>> Start SUPPLIED RECORDS

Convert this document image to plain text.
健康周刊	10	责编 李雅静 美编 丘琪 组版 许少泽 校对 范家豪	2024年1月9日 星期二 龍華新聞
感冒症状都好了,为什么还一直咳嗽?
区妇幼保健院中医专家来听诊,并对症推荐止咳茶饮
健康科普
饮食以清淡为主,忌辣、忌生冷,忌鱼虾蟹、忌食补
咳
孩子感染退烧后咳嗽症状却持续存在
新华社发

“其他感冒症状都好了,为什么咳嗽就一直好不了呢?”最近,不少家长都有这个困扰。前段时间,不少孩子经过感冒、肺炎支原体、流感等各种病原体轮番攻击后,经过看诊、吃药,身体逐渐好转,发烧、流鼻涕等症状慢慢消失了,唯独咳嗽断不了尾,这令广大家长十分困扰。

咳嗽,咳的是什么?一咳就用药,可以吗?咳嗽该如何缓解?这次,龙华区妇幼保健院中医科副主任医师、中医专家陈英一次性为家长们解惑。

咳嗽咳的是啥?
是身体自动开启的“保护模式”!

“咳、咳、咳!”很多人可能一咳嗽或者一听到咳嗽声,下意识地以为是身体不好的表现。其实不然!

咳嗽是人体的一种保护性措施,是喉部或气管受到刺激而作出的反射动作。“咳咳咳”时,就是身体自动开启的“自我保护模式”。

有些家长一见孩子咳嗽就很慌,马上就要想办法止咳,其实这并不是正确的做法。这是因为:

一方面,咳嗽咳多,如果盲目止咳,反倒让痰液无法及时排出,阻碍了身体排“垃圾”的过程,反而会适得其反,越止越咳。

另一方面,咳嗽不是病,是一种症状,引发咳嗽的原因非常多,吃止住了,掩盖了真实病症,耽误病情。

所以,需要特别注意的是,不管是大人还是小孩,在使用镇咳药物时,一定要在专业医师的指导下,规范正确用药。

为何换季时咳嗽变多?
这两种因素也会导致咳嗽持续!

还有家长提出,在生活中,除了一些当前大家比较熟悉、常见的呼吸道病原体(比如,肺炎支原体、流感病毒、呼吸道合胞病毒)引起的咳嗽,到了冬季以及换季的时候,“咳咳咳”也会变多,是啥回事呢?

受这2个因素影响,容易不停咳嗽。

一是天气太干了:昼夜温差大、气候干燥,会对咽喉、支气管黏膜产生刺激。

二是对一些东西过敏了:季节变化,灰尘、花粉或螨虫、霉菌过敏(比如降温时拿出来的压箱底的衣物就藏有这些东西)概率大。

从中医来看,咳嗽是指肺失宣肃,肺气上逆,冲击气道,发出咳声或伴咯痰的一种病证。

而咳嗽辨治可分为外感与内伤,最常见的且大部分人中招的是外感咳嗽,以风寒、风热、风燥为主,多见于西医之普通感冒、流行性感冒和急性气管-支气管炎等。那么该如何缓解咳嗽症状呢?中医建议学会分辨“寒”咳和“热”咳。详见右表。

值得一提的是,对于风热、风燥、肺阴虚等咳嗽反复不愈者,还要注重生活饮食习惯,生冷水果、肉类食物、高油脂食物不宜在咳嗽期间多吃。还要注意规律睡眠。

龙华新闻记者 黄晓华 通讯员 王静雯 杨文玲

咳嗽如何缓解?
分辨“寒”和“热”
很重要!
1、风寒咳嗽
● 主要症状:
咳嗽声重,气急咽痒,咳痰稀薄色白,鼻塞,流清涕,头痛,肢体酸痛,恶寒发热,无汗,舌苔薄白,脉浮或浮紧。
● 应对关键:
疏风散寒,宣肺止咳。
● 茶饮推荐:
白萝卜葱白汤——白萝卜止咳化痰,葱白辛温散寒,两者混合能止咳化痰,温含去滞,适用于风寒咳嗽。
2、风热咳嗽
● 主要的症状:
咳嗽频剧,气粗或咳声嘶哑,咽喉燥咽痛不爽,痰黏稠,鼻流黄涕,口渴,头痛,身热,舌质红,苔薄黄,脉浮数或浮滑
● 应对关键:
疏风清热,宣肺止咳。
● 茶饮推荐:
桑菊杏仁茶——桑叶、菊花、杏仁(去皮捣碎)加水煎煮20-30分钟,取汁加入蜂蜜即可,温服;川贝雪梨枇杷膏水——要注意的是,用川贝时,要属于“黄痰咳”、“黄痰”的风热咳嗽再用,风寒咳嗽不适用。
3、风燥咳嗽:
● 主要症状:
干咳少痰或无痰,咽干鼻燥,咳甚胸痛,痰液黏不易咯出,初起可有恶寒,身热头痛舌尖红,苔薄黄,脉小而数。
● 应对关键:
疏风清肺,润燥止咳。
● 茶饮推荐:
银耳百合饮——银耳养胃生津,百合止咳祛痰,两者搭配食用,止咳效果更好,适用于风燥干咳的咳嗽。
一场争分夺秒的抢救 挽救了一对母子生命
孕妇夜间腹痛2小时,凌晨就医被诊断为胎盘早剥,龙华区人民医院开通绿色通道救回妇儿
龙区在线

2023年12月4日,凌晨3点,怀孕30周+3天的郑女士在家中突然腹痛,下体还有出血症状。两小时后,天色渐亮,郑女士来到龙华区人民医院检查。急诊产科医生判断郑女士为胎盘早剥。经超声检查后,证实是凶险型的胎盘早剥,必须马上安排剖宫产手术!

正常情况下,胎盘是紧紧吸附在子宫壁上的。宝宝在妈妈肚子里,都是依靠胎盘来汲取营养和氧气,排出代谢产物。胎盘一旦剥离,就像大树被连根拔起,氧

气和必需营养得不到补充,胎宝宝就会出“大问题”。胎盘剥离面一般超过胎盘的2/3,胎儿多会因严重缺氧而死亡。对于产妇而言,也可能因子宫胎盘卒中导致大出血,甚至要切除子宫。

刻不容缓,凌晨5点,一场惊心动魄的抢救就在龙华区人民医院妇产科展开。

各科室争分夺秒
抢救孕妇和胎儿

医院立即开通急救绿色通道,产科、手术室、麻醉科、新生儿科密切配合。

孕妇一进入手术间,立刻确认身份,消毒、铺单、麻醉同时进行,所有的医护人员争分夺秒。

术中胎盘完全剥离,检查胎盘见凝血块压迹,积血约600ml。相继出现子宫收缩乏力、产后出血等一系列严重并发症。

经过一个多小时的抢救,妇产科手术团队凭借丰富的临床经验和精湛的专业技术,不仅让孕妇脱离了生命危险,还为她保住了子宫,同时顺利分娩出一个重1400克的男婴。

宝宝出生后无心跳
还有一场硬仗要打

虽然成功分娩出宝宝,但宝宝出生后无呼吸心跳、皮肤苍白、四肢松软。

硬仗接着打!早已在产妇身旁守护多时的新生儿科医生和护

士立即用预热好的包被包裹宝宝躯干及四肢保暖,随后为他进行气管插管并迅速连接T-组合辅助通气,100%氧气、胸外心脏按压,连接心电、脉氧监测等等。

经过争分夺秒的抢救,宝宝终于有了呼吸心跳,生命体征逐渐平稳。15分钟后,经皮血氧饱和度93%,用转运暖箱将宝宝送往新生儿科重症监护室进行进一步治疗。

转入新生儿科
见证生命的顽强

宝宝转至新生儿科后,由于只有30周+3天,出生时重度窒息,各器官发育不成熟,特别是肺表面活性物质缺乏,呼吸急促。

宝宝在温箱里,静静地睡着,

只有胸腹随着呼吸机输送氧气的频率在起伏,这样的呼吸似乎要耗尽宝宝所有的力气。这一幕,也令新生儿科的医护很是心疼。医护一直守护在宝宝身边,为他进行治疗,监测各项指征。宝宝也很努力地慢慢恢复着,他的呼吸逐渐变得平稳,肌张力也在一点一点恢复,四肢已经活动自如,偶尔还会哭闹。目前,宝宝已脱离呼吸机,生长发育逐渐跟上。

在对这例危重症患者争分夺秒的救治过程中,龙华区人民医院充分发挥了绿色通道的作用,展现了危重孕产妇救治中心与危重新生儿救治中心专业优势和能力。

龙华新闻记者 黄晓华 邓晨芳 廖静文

>> End SUPPLIED RECORDS

Filter the records down to the lines that contain the string "龙华新闻记者", and copy those lines.

龙华新闻记者 黄晓华 通讯员 王静雯 杨文玲
龙华新闻记者 黄晓华 邓晨芳 廖静文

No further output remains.